= Directive =
Print every entry, word for word, and skip the images.

= Data for processing =
------------------------------------
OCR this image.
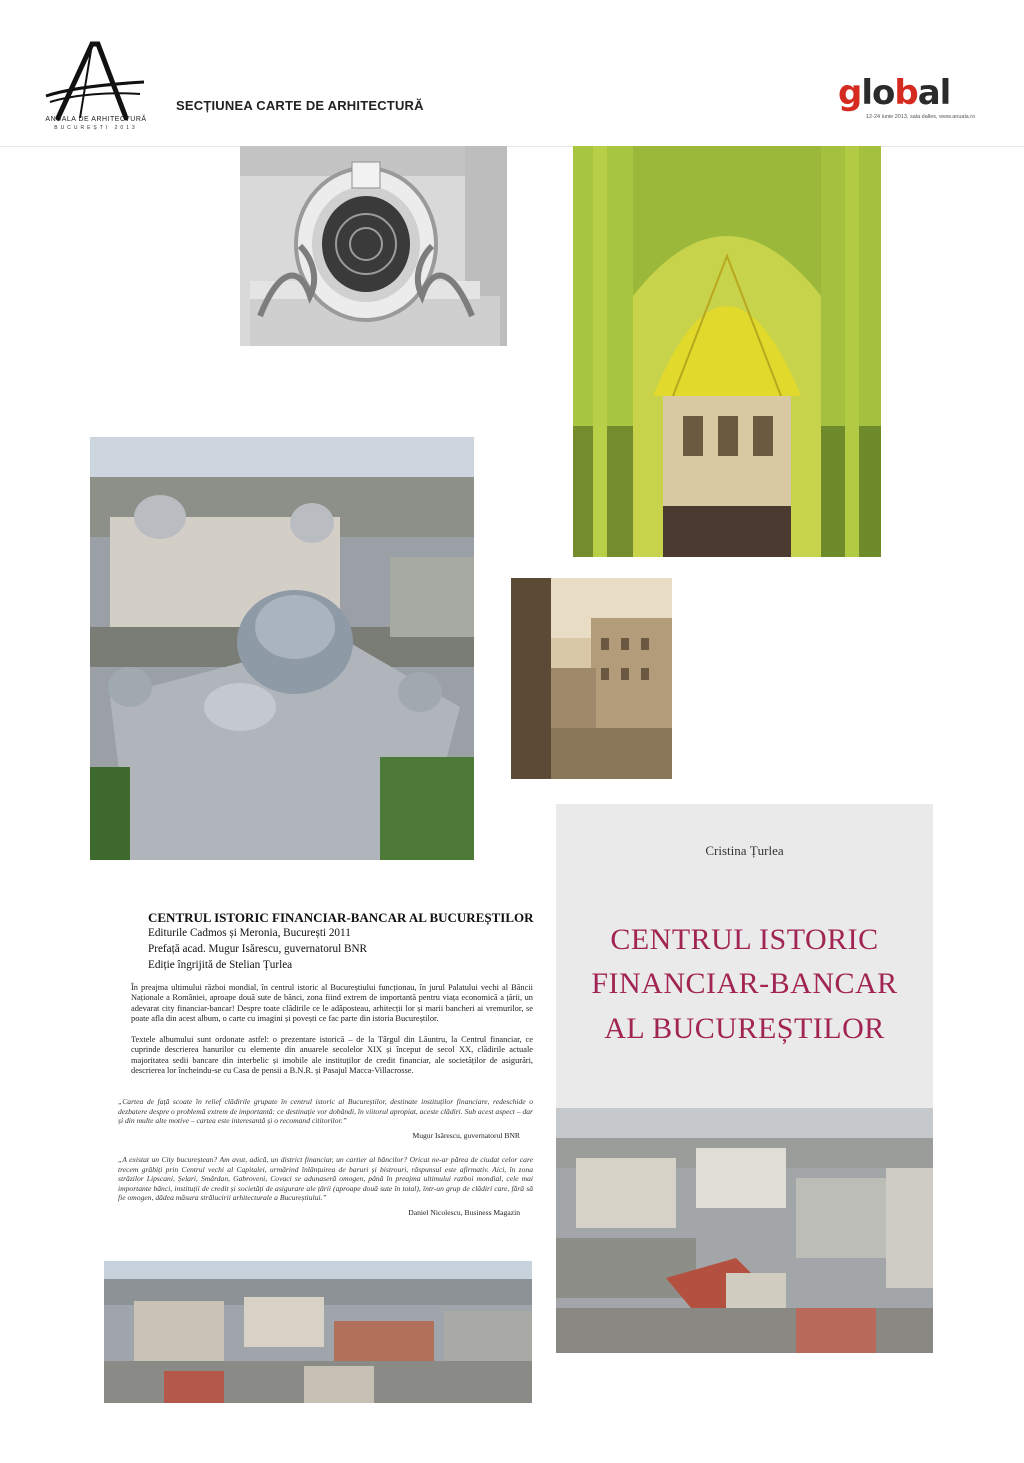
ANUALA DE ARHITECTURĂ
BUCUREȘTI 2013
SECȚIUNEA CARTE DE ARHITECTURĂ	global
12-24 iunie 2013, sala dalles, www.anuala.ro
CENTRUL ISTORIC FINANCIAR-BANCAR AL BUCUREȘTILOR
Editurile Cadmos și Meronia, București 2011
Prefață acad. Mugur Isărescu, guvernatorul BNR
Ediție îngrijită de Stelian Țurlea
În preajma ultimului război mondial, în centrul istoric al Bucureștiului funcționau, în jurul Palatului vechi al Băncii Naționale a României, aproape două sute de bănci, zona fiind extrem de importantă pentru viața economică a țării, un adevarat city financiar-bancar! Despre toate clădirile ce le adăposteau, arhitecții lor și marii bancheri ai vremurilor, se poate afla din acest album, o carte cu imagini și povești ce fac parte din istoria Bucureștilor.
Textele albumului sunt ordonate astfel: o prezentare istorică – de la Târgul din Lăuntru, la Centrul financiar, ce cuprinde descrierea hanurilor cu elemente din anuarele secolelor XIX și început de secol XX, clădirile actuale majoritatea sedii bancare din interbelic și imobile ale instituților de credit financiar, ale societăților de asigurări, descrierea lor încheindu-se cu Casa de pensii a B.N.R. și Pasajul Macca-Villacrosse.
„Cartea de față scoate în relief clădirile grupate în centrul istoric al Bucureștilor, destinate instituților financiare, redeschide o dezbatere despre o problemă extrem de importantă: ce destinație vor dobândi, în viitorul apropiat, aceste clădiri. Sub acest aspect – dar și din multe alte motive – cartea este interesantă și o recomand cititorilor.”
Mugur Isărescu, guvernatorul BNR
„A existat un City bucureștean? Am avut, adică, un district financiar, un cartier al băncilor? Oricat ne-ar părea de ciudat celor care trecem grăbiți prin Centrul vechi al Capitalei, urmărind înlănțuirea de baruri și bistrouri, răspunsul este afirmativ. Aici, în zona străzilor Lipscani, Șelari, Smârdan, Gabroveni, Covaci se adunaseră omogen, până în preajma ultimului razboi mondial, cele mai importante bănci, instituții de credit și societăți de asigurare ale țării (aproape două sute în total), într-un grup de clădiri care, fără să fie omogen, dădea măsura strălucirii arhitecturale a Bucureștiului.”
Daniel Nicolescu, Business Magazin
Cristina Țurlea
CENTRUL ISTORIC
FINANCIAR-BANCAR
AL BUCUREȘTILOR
------------------------------------
= The solution =
OCR this image.
ANUALA DE ARHITECTURĂ
BUCUREȘTI 2013
SECȚIUNEA CARTE DE ARHITECTURĂ	global
12-24 iunie 2013, sala dalles, www.anuala.ro
CENTRUL ISTORIC FINANCIAR-BANCAR AL BUCUREȘTILOR
Editurile Cadmos și Meronia, București 2011
Prefață acad. Mugur Isărescu, guvernatorul BNR
Ediție îngrijită de Stelian Țurlea
În preajma ultimului război mondial, în centrul istoric al Bucureștiului funcționau, în jurul Palatului vechi al Băncii Naționale a României, aproape două sute de bănci, zona fiind extrem de importantă pentru viața economică a țării, un adevarat city financiar-bancar! Despre toate clădirile ce le adăposteau, arhitecții lor și marii bancheri ai vremurilor, se poate afla din acest album, o carte cu imagini și povești ce fac parte din istoria Bucureștilor.
Textele albumului sunt ordonate astfel: o prezentare istorică – de la Târgul din Lăuntru, la Centrul financiar, ce cuprinde descrierea hanurilor cu elemente din anuarele secolelor XIX și început de secol XX, clădirile actuale majoritatea sedii bancare din interbelic și imobile ale instituților de credit financiar, ale societăților de asigurări, descrierea lor încheindu-se cu Casa de pensii a B.N.R. și Pasajul Macca-Villacrosse.
„Cartea de față scoate în relief clădirile grupate în centrul istoric al Bucureștilor, destinate instituților financiare, redeschide o dezbatere despre o problemă extrem de importantă: ce destinație vor dobândi, în viitorul apropiat, aceste clădiri. Sub acest aspect – dar și din multe alte motive – cartea este interesantă și o recomand cititorilor.”
Mugur Isărescu, guvernatorul BNR
„A existat un City bucureștean? Am avut, adică, un district financiar, un cartier al băncilor? Oricat ne-ar părea de ciudat celor care trecem grăbiți prin Centrul vechi al Capitalei, urmărind înlănțuirea de baruri și bistrouri, răspunsul este afirmativ. Aici, în zona străzilor Lipscani, Șelari, Smârdan, Gabroveni, Covaci se adunaseră omogen, până în preajma ultimului razboi mondial, cele mai importante bănci, instituții de credit și societăți de asigurare ale țării (aproape două sute în total), într-un grup de clădiri care, fără să fie omogen, dădea măsura strălucirii arhitecturale a Bucureștiului.”
Daniel Nicolescu, Business Magazin
Cristina Țurlea
CENTRUL ISTORIC
FINANCIAR-BANCAR
AL BUCUREȘTILOR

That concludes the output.